#### DIRECTIONS
What lines of the data hold the string "name"? Pull each one out.

# # # # #

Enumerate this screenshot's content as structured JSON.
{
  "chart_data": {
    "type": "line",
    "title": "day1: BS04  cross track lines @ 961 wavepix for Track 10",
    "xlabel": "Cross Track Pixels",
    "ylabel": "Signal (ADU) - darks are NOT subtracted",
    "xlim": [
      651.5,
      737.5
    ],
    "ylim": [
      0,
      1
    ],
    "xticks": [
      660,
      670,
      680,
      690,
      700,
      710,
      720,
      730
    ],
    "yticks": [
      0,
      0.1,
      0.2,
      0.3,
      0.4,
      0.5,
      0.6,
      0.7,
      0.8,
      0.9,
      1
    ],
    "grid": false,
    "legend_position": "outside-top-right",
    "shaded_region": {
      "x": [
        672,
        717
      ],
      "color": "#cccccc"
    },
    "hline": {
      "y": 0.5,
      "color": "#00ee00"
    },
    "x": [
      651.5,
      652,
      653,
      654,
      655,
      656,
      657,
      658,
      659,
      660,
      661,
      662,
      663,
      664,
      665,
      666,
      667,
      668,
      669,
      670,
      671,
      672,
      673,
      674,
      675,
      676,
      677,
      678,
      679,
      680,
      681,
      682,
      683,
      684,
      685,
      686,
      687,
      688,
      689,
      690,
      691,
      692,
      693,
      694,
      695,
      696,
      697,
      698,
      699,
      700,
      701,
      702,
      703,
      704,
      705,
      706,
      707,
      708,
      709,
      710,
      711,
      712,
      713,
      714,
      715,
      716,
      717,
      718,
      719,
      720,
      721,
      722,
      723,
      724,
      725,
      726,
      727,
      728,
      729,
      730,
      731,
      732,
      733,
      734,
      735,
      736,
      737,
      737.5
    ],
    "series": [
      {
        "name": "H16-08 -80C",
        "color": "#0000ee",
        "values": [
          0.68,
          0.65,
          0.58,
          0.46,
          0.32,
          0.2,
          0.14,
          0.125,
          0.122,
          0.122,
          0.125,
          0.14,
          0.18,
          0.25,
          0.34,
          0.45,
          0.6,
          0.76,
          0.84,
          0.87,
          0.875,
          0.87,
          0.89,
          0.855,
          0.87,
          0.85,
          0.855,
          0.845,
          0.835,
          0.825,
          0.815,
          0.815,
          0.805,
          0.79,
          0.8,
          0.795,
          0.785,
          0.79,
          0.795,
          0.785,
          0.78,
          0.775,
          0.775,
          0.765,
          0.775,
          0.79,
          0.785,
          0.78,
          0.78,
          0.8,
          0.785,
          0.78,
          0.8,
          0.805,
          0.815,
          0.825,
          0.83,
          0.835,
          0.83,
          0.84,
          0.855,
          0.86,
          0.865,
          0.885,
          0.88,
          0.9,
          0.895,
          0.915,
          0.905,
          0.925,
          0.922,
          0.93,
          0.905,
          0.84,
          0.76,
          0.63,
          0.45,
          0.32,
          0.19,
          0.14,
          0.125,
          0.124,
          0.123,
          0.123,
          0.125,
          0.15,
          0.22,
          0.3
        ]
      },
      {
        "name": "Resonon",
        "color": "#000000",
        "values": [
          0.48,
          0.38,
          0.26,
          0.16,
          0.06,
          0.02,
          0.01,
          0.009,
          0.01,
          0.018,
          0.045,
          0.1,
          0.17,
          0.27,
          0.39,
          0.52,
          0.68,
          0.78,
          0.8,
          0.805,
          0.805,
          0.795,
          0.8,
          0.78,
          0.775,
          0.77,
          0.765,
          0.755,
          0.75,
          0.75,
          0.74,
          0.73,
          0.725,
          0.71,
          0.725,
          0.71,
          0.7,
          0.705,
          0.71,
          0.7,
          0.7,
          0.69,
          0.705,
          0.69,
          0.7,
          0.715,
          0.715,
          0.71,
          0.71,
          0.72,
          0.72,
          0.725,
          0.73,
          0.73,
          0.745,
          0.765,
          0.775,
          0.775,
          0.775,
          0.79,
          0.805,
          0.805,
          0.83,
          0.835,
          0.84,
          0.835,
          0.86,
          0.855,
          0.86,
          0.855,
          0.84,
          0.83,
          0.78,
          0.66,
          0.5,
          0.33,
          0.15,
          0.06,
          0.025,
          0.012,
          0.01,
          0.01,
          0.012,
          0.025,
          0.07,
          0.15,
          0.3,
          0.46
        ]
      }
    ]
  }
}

# # # # #

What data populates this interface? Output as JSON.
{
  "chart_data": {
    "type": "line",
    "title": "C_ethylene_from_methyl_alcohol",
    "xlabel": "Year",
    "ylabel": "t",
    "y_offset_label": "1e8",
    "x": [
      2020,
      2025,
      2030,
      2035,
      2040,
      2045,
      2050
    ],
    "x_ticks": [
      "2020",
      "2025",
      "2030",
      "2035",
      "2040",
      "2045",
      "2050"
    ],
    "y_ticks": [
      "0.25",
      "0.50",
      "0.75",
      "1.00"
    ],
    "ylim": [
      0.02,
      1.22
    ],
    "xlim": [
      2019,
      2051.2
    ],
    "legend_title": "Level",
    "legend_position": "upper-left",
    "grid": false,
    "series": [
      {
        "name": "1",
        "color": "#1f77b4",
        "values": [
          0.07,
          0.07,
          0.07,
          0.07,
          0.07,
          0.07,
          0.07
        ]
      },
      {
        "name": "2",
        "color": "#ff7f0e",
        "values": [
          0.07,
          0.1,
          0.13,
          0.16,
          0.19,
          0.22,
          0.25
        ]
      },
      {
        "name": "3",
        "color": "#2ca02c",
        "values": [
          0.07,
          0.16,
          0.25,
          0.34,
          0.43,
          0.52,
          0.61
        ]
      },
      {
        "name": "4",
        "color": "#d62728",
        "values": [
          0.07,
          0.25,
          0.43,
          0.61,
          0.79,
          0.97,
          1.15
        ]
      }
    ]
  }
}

# # # # #

#### WRITTEN SOLUTION
        "name": "H16-08 -80C",
        "name": "Resonon",
        "name": "1",
        "name": "2",
        "name": "3",
        "name": "4",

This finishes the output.